**YOUR GOAL:** List all lines in the material below that contain "values".

## BEGIN SUPPLIED RECORDS

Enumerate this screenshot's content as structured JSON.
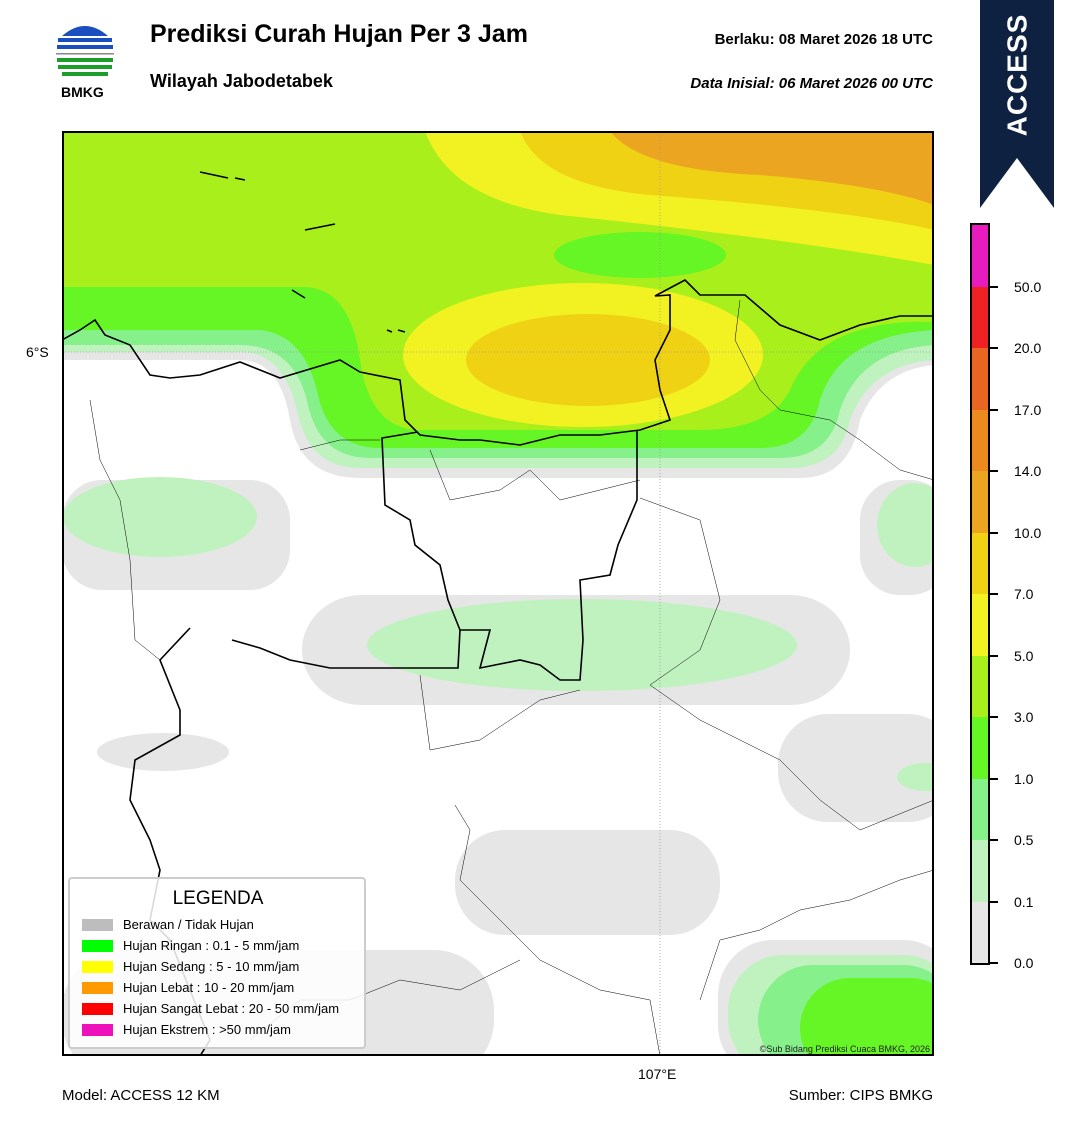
{
  "header": {
    "title": "Prediksi Curah Hujan Per 3 Jam",
    "subtitle": "Wilayah Jabodetabek",
    "valid": "Berlaku:  08 Maret 2026 18 UTC",
    "initial": "Data Inisial:  06 Maret 2026 00 UTC",
    "logo": "BMKG",
    "model_badge": "ACCESS"
  },
  "map": {
    "lat_label": "6°S",
    "lon_label": "107°E",
    "copyright": "©Sub Bidang Prediksi Cuaca BMKG, 2026"
  },
  "legend": {
    "title": "LEGENDA",
    "items": [
      {
        "label": "Berawan / Tidak Hujan",
        "color": "#bdbdbd"
      },
      {
        "label": "Hujan Ringan : 0.1 - 5 mm/jam",
        "color": "#00ff00"
      },
      {
        "label": "Hujan Sedang : 5 - 10 mm/jam",
        "color": "#ffff00"
      },
      {
        "label": "Hujan Lebat : 10 - 20 mm/jam",
        "color": "#ff9900"
      },
      {
        "label": "Hujan Sangat Lebat : 20 - 50 mm/jam",
        "color": "#ff0000"
      },
      {
        "label": "Hujan Ekstrem : >50 mm/jam",
        "color": "#ee11bb"
      }
    ]
  },
  "colorbar": {
    "ticks": [
      "0.0",
      "0.1",
      "0.5",
      "1.0",
      "3.0",
      "5.0",
      "7.0",
      "10.0",
      "14.0",
      "17.0",
      "20.0",
      "50.0"
    ],
    "colors": [
      "#e6e6e6",
      "#c0f2c0",
      "#86f08a",
      "#66f525",
      "#a8ef1c",
      "#f2f222",
      "#f0d215",
      "#eba520",
      "#ec8a20",
      "#e96622",
      "#ee2222",
      "#e61cbf"
    ]
  },
  "footer": {
    "model": "Model: ACCESS 12 KM",
    "source": "Sumber: CIPS BMKG"
  }
}
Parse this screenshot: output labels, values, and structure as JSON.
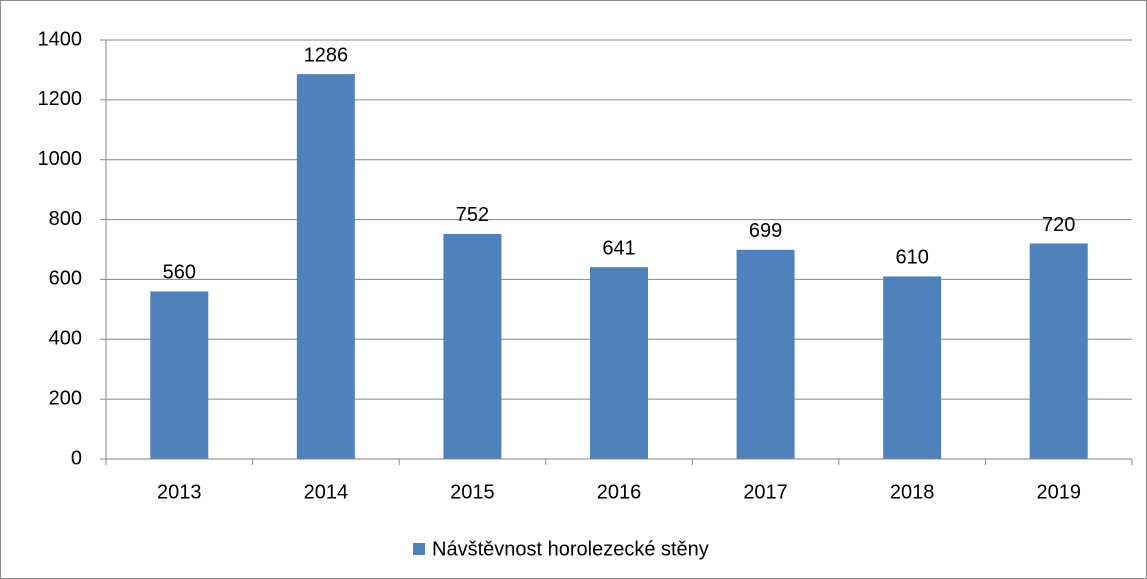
{
  "chart_data": {
    "type": "bar",
    "categories": [
      "2013",
      "2014",
      "2015",
      "2016",
      "2017",
      "2018",
      "2019"
    ],
    "series": [
      {
        "name": "Návštěvnost horolezecké stěny",
        "color": "#4f81bd",
        "values": [
          560,
          1286,
          752,
          641,
          699,
          610,
          720
        ]
      }
    ],
    "ylim": [
      0,
      1400
    ],
    "yticks": [
      0,
      200,
      400,
      600,
      800,
      1000,
      1200,
      1400
    ],
    "grid": true,
    "legend": "bottom",
    "data_labels": true
  }
}
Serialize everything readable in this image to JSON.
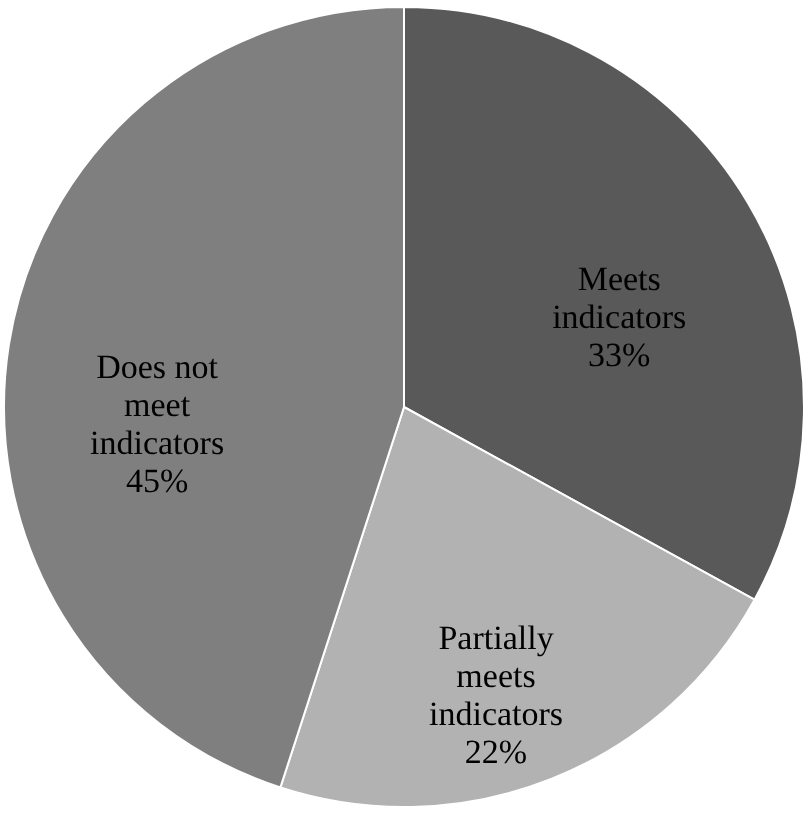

## END SUPPLIED RECORDS

**WORKED SOLUTION:**
Parse this screenshot: output labels, values, and structure as JSON.
        "values": [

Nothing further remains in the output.